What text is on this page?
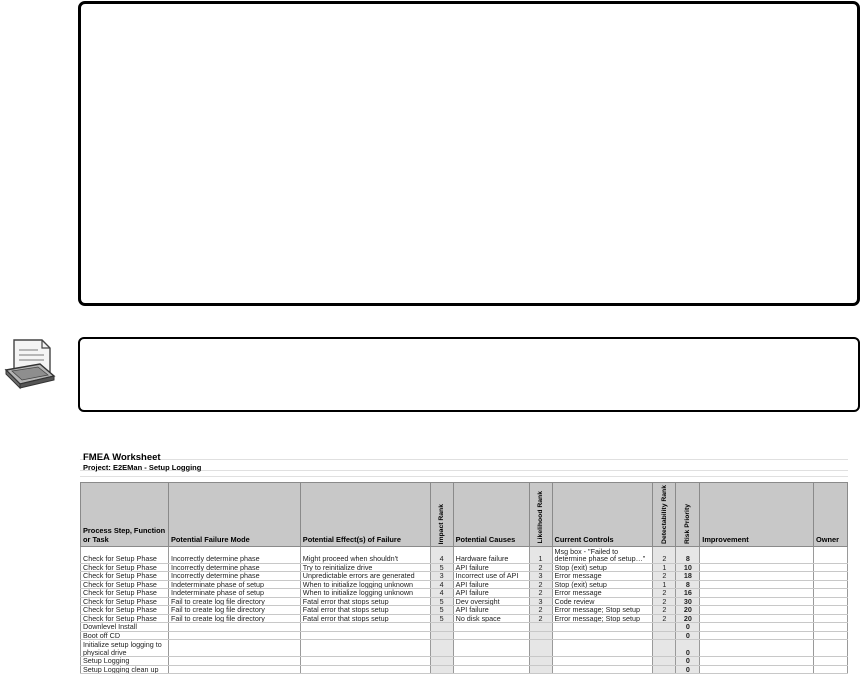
FMEA Worksheet
Project: E2EMan - Setup Logging
Process Step, Function or Task	Potential Failure Mode	Potential Effect(s) of Failure	Impact Rank	Potential Causes	Likelihood Rank	Current Controls	Detectability Rank	Risk Priority	Improvement	Owner
Check for Setup Phase	Incorrectly determine phase	Might proceed when shouldn't	4	Hardware failure	1	Msg box - "Failed to determine phase of setup…"	2	8		
Check for Setup Phase	Incorrectly determine phase	Try to reinitialize drive	5	API failure	2	Stop (exit) setup	1	10		
Check for Setup Phase	Incorrectly determine phase	Unpredictable errors are generated	3	Incorrect use of API	3	Error message	2	18		
Check for Setup Phase	Indeterminate phase of setup	When to initialize logging unknown	4	API failure	2	Stop (exit) setup	1	8		
Check for Setup Phase	Indeterminate phase of setup	When to initialize logging unknown	4	API failure	2	Error message	2	16		
Check for Setup Phase	Fail to create log file directory	Fatal error that stops setup	5	Dev oversight	3	Code review	2	30		
Check for Setup Phase	Fail to create log file directory	Fatal error that stops setup	5	API failure	2	Error message; Stop setup	2	20		
Check for Setup Phase	Fail to create log file directory	Fatal error that stops setup	5	No disk space	2	Error message; Stop setup	2	20		
Downlevel Install								0		
Boot off CD								0		
Initialize setup logging to physical drive								0		
Setup Logging								0		
Setup Logging clean up								0		
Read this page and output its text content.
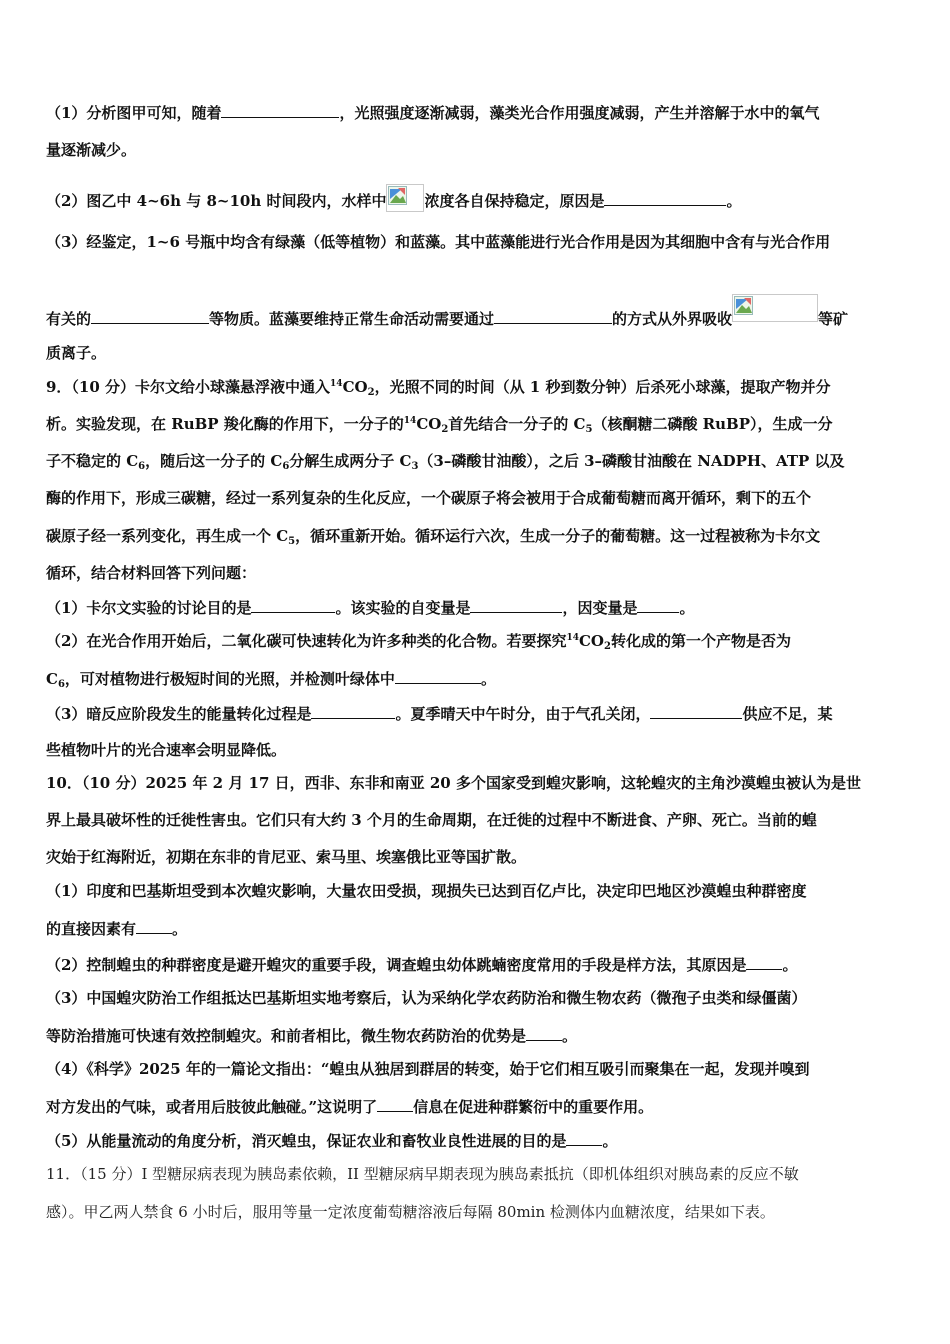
（1）分析图甲可知，随着	，光照强度逐渐减弱，藻类光合作用强度减弱，产生并溶解于水中的氧气
量逐渐减少。
（2）图乙中 4~6h 与 8~10h 时间段内，水样中	浓度各自保持稳定，原因是	。
（3）经鉴定，1~6 号瓶中均含有绿藻（低等植物）和蓝藻。其中蓝藻能进行光合作用是因为其细胞中含有与光合作用
有关的	等物质。蓝藻要维持正常生命活动需要通过	的方式从外界吸收	等矿
质离子。
9．（10 分）卡尔文给小球藻悬浮液中通入$^{14}CO_2$，光照不同的时间（从 1 秒到数分钟）后杀死小球藻，提取产物并分
析。实验发现，在 RuBP 羧化酶的作用下，一分子的$^{14}CO_2$首先结合一分子的 $C_5$（核酮糖二磷酸 RuBP），生成一分
子不稳定的 $C_6$，随后这一分子的 $C_6$分解生成两分子 $C_3(3-$磷酸甘油酸），之后 3–磷酸甘油酸在 NADPH、ATP 以及
酶的作用下，形成三碳糖，经过一系列复杂的生化反应，一个碳原子将会被用于合成葡萄糖而离开循环，剩下的五个
碳原子经一系列变化，再生成一个 $C_5$，循环重新开始。循环运行六次，生成一分子的葡萄糖。这一过程被称为卡尔文
循环，结合材料回答下列问题：
（1）卡尔文实验的讨论目的是	。该实验的自变量是	，因变量是	。
（2）在光合作用开始后，二氧化碳可快速转化为许多种类的化合物。若要探究$^{14}CO_2$转化成的第一个产物是否为
$C_6$，可对植物进行极短时间的光照，并检测叶绿体中	。
（3）暗反应阶段发生的能量转化过程是	。夏季晴天中午时分，由于气孔关闭，	供应不足，某
些植物叶片的光合速率会明显降低。
10．（10 分）2025 年 2 月 17 日，西非、东非和南亚 20 多个国家受到蝗灾影响，这轮蝗灾的主角沙漠蝗虫被认为是世
界上最具破坏性的迁徙性害虫。它们只有大约 3 个月的生命周期，在迁徙的过程中不断进食、产卵、死亡。当前的蝗
灾始于红海附近，初期在东非的肯尼亚、索马里、埃塞俄比亚等国扩散。
（1）印度和巴基斯坦受到本次蝗灾影响，大量农田受损，现损失已达到百亿卢比，决定印巴地区沙漠蝗虫种群密度
的直接因素有 。
（2）控制蝗虫的种群密度是避开蝗灾的重要手段，调查蝗虫幼体跳蝻密度常用的手段是样方法，其原因是 。
（3）中国蝗灾防治工作组抵达巴基斯坦实地考察后，认为采纳化学农药防治和微生物农药（微孢子虫类和绿僵菌）
等防治措施可快速有效控制蝗灾。和前者相比，微生物农药防治的优势是 。
（4）《科学》2025 年的一篇论文指出：“蝗虫从独居到群居的转变，始于它们相互吸引而聚集在一起，发现并嗅到
对方发出的气味，或者用后肢彼此触碰。”这说明了 信息在促进种群繁衍中的重要作用。
（5）从能量流动的角度分析，消灭蝗虫，保证农业和畜牧业良性进展的目的是 。
11．（15 分）I 型糖尿病表现为胰岛素依赖，II 型糖尿病早期表现为胰岛素抵抗（即机体组织对胰岛素的反应不敏
感）。甲乙两人禁食 6 小时后，服用等量一定浓度葡萄糖溶液后每隔 80min 检测体内血糖浓度，结果如下表。
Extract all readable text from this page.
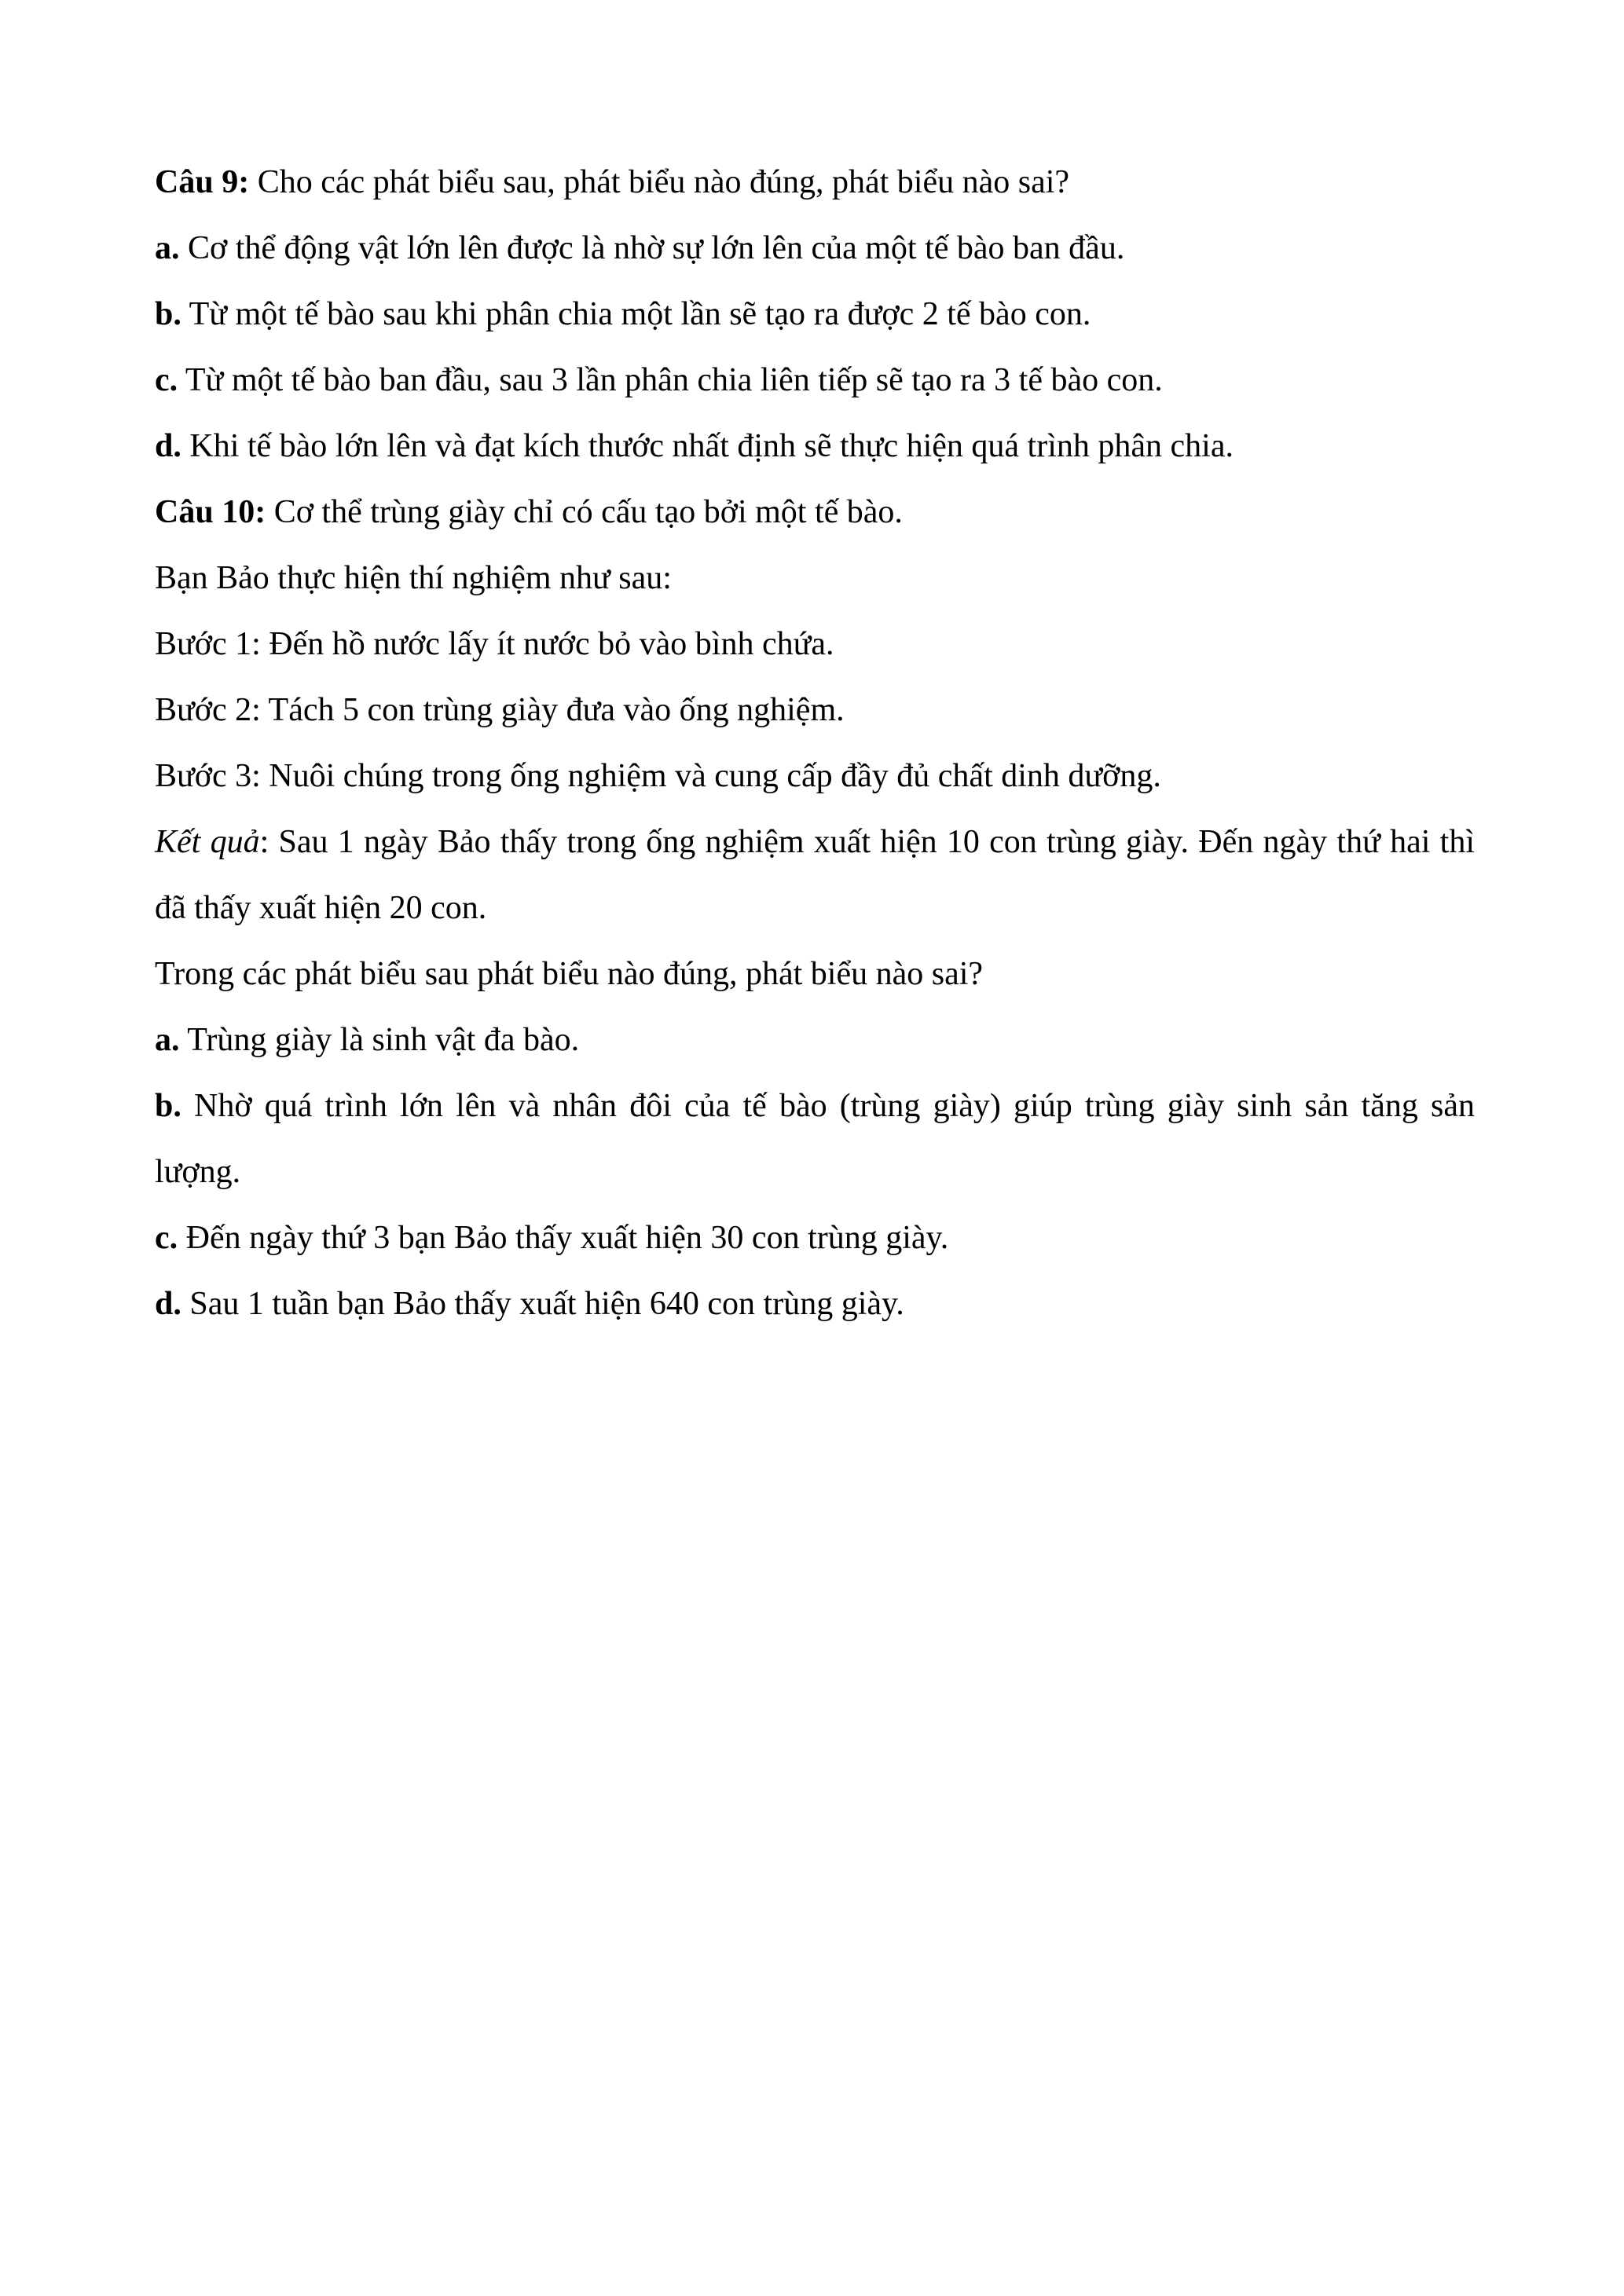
Câu 9: Cho các phát biểu sau, phát biểu nào đúng, phát biểu nào sai?

a. Cơ thể động vật lớn lên được là nhờ sự lớn lên của một tế bào ban đầu.

b. Từ một tế bào sau khi phân chia một lần sẽ tạo ra được 2 tế bào con.

c. Từ một tế bào ban đầu, sau 3 lần phân chia liên tiếp sẽ tạo ra 3 tế bào con.

d. Khi tế bào lớn lên và đạt kích thước nhất định sẽ thực hiện quá trình phân chia.

Câu 10: Cơ thể trùng giày chỉ có cấu tạo bởi một tế bào.

Bạn Bảo thực hiện thí nghiệm như sau:

Bước 1: Đến hồ nước lấy ít nước bỏ vào bình chứa.

Bước 2: Tách 5 con trùng giày đưa vào ống nghiệm.

Bước 3: Nuôi chúng trong ống nghiệm và cung cấp đầy đủ chất dinh dưỡng.

Kết quả: Sau 1 ngày Bảo thấy trong ống nghiệm xuất hiện 10 con trùng giày. Đến ngày thứ hai thì đã thấy xuất hiện 20 con.

Trong các phát biểu sau phát biểu nào đúng, phát biểu nào sai?

a. Trùng giày là sinh vật đa bào.

b. Nhờ quá trình lớn lên và nhân đôi của tế bào (trùng giày) giúp trùng giày sinh sản tăng sản lượng.

c. Đến ngày thứ 3 bạn Bảo thấy xuất hiện 30 con trùng giày.

d. Sau 1 tuần bạn Bảo thấy xuất hiện 640 con trùng giày.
****
EXERCISE: Copy all lines from the material that hold "directory".

THE RESULT:
Check for Setup Phase	Fail to create log file directory	Fatal error that stops setup	5	Dev oversight	3	Code review	2	30		
Check for Setup Phase	Fail to create log file directory	Fatal error that stops setup	5	API failure	2	Error message; Stop setup	2	20		
Check for Setup Phase	Fail to create log file directory	Fatal error that stops setup	5	No disk space	2	Error message; Stop setup	2	20		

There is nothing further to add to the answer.